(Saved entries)
····················

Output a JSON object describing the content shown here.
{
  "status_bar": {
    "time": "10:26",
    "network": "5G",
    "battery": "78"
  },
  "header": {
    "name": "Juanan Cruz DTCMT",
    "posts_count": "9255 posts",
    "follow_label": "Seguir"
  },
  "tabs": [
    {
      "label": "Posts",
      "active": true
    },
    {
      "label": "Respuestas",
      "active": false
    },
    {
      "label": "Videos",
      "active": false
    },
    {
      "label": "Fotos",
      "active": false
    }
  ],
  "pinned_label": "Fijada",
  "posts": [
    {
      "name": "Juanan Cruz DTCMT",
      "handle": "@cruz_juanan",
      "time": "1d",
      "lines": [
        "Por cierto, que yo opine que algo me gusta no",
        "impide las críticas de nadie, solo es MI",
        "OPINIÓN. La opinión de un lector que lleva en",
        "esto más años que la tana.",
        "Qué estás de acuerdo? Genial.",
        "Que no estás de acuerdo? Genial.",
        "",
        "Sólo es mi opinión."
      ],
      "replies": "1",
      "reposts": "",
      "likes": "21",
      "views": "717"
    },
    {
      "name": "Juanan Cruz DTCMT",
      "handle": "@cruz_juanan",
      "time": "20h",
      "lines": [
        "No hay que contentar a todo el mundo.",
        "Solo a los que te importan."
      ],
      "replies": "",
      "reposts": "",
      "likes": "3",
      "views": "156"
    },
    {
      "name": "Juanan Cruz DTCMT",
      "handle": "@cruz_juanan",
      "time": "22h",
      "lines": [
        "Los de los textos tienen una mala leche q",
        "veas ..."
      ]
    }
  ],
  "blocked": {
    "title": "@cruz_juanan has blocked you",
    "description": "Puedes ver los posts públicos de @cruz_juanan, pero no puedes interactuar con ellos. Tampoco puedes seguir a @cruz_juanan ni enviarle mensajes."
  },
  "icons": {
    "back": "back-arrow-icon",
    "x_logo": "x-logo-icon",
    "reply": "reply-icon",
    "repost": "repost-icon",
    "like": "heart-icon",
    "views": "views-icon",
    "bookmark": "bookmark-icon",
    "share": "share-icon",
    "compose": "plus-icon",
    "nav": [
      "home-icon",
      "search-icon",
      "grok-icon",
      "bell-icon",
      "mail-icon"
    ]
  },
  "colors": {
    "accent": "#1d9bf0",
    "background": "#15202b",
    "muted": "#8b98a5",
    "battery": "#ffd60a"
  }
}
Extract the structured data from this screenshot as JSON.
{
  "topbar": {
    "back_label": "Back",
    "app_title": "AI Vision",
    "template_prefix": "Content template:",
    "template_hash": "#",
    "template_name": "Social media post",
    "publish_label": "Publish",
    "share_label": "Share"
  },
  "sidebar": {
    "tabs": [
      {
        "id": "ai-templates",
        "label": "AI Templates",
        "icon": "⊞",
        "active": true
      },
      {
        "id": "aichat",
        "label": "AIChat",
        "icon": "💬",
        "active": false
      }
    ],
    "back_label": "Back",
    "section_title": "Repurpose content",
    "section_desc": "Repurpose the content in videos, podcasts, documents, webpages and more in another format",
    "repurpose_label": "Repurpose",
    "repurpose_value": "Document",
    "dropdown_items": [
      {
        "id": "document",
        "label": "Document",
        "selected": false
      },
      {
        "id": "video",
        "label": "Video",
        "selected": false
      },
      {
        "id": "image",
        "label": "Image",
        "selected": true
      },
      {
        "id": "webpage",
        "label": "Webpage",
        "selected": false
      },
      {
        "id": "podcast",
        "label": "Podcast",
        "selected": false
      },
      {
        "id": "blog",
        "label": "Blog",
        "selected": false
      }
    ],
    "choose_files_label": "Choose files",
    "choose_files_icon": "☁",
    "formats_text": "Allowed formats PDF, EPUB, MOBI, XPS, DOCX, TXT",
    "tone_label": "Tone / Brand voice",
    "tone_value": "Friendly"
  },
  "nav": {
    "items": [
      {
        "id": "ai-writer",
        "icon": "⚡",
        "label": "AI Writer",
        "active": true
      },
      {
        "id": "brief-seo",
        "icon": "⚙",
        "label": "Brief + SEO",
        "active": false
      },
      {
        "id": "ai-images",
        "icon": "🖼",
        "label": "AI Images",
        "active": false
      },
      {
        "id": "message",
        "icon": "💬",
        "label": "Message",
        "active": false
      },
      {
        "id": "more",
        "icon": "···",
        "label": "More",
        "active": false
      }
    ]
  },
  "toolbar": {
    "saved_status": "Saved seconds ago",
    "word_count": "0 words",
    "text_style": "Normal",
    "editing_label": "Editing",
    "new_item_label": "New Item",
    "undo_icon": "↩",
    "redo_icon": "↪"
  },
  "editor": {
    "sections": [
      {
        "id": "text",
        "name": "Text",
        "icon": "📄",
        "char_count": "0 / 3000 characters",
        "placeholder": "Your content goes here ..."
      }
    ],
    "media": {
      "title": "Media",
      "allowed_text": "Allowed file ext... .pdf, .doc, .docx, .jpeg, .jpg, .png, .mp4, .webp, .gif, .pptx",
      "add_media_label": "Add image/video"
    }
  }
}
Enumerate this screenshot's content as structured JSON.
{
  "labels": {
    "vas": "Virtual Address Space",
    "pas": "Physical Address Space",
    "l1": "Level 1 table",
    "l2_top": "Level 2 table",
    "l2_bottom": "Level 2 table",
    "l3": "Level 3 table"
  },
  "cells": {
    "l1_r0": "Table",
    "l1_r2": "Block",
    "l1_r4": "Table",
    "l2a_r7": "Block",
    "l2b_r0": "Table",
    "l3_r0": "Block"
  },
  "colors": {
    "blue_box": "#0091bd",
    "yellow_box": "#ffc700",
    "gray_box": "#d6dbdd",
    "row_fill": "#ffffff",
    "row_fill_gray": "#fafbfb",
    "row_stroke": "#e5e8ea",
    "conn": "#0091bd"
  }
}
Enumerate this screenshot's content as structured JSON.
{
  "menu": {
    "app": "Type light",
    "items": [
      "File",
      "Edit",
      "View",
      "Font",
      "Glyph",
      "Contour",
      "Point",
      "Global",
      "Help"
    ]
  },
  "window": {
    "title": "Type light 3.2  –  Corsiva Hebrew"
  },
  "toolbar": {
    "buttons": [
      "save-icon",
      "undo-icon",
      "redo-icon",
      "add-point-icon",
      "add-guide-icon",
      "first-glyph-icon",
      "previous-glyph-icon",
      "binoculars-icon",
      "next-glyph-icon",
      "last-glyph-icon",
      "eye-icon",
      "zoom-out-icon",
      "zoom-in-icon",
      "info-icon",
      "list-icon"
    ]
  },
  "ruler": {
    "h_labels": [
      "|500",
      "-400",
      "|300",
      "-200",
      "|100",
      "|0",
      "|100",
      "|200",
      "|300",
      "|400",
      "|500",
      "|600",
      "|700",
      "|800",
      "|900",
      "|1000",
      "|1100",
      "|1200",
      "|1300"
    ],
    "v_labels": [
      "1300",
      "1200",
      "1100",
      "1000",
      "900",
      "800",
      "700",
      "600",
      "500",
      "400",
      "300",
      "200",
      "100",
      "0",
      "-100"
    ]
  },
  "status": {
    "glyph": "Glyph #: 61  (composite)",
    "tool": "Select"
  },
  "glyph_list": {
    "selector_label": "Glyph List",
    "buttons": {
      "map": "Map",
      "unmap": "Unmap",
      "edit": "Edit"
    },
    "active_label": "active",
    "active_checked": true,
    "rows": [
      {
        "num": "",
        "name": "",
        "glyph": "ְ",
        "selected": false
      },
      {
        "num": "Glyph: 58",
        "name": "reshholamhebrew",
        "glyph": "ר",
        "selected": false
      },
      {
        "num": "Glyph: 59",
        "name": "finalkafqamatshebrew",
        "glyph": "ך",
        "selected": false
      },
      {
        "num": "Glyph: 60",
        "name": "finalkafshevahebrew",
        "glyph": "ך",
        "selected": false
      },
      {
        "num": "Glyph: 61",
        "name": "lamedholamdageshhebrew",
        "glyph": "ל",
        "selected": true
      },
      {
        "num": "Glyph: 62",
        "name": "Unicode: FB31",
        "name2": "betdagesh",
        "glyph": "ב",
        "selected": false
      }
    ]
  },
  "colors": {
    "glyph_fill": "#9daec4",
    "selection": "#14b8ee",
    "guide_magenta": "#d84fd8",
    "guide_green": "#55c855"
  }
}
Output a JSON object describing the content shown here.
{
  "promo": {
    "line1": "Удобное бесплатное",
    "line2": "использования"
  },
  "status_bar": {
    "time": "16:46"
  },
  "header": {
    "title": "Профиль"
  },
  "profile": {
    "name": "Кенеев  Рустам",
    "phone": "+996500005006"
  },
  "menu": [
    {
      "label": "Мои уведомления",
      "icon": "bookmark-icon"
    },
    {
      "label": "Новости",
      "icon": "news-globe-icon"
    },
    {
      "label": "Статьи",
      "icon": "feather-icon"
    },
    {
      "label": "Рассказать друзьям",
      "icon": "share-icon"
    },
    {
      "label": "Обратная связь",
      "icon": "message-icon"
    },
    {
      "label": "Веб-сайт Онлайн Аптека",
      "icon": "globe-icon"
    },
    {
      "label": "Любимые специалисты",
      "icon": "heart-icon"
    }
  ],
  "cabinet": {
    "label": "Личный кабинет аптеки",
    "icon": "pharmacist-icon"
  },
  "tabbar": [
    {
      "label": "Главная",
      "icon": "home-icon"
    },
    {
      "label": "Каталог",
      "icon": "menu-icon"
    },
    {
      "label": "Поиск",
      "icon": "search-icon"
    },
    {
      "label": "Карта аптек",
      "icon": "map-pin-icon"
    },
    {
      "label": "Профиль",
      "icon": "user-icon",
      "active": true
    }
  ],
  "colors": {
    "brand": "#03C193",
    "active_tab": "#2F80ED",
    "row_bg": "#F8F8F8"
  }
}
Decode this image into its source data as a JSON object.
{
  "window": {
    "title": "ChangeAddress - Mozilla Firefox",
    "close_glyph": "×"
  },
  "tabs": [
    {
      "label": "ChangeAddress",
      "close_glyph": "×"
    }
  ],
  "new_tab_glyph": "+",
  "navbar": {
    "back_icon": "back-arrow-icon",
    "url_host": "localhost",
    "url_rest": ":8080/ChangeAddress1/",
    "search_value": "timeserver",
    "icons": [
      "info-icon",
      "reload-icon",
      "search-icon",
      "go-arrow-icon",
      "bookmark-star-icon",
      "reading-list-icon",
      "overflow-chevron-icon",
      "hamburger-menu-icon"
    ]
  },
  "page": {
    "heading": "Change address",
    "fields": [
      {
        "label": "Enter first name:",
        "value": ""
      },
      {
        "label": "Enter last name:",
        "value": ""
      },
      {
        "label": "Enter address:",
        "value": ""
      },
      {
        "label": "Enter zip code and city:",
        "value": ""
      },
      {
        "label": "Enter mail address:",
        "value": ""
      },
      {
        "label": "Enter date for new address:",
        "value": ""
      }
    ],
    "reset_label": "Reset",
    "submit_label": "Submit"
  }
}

····················

> [WHAT YOU HAVE TO DO] Gather from the entries above all lines that include the string "Space".

> [RIGHT ANSWER]
    "vas": "Virtual Address Space",
    "pas": "Physical Address Space",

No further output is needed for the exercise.